▸ **Dataset**:
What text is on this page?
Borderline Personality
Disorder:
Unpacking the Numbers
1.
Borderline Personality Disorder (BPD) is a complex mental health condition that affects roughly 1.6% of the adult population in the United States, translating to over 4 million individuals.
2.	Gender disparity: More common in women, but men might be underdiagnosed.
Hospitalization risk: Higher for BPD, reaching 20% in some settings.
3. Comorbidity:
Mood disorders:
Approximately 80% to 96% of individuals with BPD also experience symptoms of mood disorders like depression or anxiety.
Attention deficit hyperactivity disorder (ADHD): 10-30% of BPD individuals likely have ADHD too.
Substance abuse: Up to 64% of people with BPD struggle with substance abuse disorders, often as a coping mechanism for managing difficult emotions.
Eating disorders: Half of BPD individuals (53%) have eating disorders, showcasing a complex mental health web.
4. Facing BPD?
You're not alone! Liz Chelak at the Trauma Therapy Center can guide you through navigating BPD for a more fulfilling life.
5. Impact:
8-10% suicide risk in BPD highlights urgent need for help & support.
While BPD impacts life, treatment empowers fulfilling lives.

* * *

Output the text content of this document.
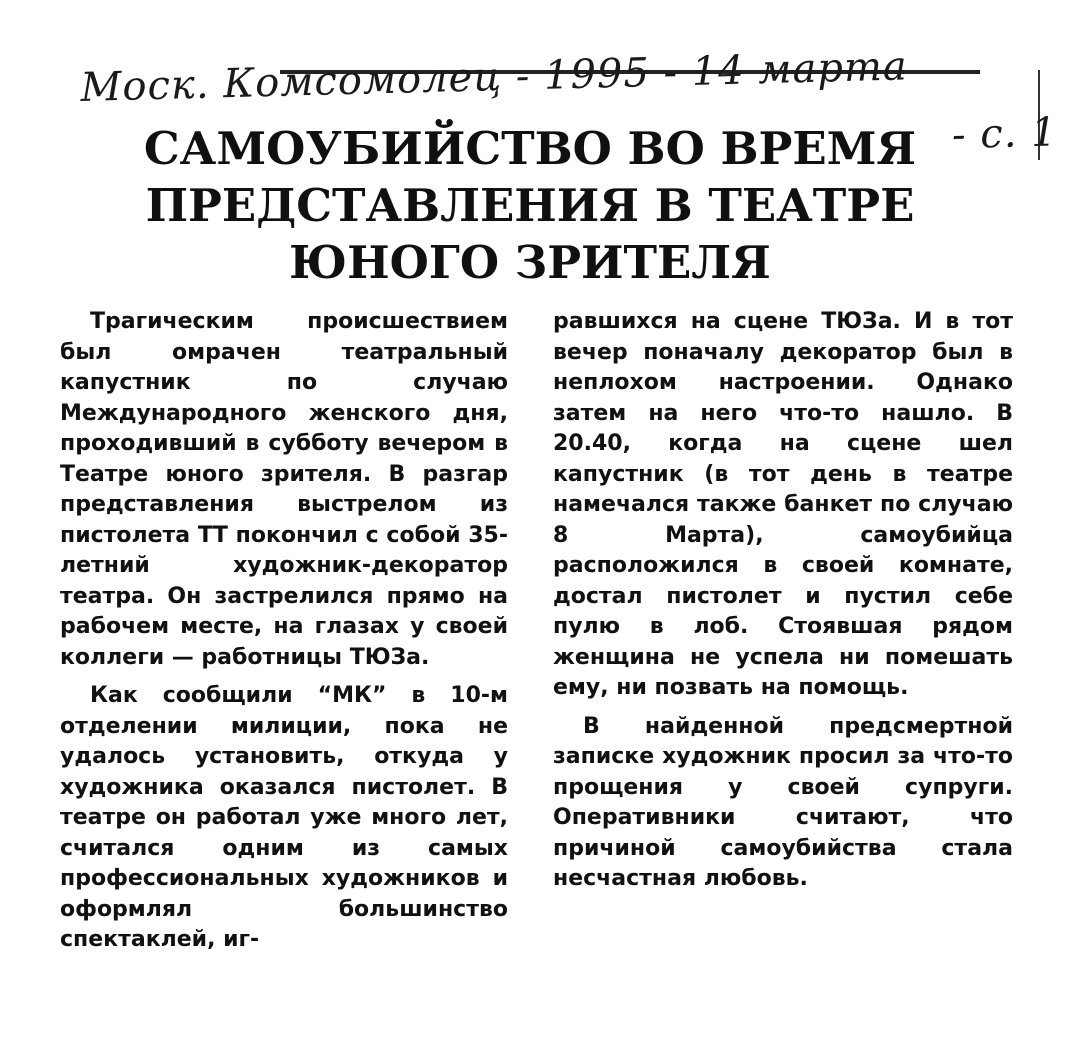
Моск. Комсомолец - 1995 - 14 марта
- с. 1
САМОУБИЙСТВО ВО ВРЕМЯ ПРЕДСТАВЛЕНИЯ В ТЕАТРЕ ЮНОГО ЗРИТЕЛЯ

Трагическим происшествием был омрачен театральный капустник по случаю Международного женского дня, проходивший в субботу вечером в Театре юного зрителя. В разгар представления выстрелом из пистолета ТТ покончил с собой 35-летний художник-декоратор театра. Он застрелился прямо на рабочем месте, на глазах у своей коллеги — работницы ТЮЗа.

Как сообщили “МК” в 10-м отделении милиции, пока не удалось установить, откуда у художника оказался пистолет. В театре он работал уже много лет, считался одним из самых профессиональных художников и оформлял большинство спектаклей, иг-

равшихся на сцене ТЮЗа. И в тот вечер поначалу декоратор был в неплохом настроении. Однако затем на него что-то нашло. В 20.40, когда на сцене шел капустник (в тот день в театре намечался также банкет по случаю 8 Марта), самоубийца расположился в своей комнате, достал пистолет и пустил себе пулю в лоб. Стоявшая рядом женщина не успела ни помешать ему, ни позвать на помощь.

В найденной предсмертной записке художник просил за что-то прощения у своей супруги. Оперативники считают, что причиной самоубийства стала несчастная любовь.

▸ **Your goal**: Only lines with "Borderline" are wanted here; list each of them.

▸ **Written response**:
Borderline Personality
Borderline Personality Disorder (BPD) is a complex mental health condition that affects roughly 1.6% of the adult population in the United States, translating to over 4 million individuals.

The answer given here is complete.